- Request: Work through the following lines and count those that hold the word "symbol". Reply with that number only.

- Collected data:

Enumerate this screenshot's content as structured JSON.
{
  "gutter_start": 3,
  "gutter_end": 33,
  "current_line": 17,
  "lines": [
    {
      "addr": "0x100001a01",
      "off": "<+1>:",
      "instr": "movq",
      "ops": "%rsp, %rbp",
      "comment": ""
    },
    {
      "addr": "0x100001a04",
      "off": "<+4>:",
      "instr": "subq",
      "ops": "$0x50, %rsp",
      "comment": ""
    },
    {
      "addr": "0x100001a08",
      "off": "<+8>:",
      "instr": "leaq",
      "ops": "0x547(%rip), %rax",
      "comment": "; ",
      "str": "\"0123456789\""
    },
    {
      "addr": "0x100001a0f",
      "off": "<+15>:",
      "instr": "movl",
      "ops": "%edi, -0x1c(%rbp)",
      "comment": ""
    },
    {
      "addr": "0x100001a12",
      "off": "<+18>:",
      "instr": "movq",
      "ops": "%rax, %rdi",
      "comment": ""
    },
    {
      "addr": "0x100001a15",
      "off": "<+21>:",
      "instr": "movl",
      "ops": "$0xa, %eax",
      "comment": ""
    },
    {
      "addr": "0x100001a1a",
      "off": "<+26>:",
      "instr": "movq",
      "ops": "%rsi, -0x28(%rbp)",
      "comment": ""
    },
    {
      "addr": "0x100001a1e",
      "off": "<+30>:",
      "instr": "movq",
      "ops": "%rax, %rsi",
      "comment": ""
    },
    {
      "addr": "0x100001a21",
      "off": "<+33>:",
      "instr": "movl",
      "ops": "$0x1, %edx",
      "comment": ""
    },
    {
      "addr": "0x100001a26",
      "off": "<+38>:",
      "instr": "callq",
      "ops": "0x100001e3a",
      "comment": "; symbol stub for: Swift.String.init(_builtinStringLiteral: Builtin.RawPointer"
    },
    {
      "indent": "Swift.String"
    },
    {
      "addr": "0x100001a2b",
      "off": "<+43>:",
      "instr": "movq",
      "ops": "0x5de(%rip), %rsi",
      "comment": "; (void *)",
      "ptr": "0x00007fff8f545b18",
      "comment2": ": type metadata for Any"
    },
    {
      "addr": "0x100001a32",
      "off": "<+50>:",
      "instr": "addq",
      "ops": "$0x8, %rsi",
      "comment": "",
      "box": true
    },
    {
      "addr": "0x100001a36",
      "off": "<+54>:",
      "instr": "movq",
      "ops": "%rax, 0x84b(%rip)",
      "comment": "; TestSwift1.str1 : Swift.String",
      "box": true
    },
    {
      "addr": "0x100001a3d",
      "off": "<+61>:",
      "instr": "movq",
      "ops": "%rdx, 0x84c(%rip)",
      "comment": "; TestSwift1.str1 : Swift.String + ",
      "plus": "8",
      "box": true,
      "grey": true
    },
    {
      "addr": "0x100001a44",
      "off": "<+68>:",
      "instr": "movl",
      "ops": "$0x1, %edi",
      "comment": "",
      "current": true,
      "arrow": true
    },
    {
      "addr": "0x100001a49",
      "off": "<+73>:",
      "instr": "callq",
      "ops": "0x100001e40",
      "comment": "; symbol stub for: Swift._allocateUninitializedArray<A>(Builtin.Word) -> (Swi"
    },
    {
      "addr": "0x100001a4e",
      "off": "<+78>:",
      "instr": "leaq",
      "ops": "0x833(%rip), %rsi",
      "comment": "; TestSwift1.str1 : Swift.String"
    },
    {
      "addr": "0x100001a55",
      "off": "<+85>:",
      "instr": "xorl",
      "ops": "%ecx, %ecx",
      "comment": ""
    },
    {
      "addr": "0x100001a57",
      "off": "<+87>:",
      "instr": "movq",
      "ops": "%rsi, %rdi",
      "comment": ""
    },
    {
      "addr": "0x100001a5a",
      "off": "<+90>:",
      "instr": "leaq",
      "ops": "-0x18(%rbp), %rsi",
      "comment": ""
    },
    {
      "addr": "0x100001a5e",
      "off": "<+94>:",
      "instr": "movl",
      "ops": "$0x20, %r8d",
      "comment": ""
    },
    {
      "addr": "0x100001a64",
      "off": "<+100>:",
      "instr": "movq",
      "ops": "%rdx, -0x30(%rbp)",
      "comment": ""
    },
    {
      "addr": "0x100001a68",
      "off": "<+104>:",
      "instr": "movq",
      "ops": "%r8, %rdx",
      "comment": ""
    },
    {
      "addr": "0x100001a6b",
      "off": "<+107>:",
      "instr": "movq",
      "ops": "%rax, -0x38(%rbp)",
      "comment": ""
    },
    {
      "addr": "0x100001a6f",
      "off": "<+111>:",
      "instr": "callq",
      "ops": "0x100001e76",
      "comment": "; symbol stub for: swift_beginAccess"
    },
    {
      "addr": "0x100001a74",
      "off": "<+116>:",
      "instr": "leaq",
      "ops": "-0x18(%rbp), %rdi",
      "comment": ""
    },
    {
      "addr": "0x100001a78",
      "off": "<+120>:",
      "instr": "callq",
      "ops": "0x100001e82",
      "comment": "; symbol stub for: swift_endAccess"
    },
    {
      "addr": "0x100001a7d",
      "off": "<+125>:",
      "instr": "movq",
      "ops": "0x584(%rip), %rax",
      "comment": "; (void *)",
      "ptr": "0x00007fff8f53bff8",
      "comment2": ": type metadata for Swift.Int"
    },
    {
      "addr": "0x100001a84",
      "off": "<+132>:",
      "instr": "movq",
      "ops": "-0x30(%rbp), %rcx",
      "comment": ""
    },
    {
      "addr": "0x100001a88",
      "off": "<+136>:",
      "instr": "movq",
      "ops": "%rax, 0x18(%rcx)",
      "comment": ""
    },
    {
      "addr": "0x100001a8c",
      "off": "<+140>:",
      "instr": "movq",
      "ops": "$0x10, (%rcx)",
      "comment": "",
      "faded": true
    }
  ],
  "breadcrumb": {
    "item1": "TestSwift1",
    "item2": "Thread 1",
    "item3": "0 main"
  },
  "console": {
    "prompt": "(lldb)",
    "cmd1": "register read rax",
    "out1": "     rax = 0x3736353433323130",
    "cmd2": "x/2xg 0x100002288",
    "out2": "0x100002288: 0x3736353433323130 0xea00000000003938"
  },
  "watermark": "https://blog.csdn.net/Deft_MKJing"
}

- Result of the exercise: 4